#### EXERCISE DETAILS
Return the number of lines that include the string "Very", without any other text.
[BEGIN SUPPLIED DATA]
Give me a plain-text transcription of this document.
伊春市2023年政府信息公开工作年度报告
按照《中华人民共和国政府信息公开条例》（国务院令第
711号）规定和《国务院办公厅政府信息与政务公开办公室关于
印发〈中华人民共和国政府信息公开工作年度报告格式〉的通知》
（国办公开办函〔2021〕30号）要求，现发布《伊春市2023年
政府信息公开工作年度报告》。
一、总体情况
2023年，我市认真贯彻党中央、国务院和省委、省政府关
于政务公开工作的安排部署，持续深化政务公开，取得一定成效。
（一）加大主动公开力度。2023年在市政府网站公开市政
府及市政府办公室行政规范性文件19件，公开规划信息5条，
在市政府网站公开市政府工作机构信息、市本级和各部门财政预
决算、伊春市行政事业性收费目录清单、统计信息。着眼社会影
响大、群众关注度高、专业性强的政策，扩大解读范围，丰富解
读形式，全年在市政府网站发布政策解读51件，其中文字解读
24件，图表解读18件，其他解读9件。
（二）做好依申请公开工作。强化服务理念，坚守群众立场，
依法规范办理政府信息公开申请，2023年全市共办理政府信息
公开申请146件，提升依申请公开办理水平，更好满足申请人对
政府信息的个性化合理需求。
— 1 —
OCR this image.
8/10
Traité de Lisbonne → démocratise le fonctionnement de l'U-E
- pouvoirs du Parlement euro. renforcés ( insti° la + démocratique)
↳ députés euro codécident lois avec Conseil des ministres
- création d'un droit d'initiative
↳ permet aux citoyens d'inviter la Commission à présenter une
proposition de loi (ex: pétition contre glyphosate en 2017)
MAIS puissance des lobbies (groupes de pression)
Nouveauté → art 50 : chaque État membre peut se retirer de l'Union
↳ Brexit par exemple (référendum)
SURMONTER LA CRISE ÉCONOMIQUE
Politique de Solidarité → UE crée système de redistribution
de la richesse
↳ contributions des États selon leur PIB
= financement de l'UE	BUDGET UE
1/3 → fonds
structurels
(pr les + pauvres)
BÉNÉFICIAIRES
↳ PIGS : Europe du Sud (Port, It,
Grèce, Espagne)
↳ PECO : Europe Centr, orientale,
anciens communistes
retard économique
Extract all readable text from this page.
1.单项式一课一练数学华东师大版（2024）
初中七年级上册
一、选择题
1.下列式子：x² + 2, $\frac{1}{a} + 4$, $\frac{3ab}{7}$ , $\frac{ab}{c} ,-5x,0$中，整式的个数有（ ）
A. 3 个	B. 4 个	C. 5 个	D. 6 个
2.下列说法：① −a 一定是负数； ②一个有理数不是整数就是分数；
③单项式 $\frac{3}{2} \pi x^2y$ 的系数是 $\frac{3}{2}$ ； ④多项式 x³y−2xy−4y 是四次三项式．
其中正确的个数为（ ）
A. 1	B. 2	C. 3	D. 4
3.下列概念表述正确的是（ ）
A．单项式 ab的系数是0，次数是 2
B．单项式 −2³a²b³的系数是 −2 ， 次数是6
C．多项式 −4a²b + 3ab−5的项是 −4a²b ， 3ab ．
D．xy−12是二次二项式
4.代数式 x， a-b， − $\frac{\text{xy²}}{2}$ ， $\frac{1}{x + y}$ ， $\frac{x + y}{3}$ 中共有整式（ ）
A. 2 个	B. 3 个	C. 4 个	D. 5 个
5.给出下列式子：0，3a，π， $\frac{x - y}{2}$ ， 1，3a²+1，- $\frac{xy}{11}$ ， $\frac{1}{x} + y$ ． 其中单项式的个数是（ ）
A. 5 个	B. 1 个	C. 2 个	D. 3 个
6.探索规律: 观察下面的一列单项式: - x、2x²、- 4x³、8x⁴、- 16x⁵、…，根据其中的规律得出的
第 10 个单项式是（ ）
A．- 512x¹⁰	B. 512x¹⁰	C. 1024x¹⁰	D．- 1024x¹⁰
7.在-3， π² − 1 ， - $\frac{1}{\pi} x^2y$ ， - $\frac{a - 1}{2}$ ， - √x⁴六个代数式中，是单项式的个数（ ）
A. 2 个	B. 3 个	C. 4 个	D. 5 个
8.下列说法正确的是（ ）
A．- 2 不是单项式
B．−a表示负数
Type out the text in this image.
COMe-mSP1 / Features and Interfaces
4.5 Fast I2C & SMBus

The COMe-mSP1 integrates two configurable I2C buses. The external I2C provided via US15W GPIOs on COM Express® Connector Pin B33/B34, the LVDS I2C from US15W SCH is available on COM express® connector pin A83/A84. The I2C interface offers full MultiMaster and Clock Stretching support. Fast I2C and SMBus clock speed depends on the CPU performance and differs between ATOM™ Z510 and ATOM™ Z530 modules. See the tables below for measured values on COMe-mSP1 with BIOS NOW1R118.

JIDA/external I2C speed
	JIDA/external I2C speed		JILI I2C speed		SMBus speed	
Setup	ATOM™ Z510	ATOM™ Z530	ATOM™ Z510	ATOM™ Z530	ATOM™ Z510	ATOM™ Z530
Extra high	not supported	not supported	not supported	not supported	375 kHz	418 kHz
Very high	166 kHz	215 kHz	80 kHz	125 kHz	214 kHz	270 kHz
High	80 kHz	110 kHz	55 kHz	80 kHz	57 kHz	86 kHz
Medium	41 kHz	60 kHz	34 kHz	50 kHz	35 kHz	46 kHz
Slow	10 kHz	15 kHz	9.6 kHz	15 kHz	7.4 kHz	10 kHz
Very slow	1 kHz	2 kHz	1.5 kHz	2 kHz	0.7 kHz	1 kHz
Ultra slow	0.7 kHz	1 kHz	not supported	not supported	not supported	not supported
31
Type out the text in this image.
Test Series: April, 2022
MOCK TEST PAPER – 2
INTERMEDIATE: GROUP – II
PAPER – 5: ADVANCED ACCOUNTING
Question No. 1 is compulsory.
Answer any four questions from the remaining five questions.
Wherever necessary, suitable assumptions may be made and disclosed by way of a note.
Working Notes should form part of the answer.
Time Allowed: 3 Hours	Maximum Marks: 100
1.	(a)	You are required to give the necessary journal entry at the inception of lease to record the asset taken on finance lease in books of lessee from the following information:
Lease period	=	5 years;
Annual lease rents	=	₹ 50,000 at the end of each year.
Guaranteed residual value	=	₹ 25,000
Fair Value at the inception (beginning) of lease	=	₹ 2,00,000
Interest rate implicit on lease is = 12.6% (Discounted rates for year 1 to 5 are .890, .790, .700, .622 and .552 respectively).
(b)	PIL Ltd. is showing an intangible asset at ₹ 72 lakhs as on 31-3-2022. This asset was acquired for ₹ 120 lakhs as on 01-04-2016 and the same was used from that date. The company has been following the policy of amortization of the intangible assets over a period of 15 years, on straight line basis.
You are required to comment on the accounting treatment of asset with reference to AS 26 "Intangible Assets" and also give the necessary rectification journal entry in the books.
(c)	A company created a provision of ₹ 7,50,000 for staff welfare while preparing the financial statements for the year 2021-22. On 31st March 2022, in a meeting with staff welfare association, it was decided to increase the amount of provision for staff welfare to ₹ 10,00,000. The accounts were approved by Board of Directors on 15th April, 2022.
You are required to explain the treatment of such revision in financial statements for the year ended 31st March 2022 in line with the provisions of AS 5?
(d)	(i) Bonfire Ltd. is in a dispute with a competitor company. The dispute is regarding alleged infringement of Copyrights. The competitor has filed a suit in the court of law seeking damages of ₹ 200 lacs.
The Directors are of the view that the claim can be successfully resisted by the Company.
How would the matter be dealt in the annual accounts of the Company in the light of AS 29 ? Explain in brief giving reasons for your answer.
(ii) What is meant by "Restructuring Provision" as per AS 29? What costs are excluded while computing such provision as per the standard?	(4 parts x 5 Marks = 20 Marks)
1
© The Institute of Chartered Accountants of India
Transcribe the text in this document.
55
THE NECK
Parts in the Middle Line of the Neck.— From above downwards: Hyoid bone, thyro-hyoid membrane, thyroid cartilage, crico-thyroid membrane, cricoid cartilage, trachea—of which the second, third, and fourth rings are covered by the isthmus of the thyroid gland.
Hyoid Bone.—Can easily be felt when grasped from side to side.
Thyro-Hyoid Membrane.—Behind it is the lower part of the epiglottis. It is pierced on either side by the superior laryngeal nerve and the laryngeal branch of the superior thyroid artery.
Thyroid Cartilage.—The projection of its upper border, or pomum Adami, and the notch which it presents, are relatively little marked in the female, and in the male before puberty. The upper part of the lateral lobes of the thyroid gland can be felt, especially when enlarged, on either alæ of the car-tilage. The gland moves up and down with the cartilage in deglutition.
[END SUPPLIED DATA]
#### RESULT
2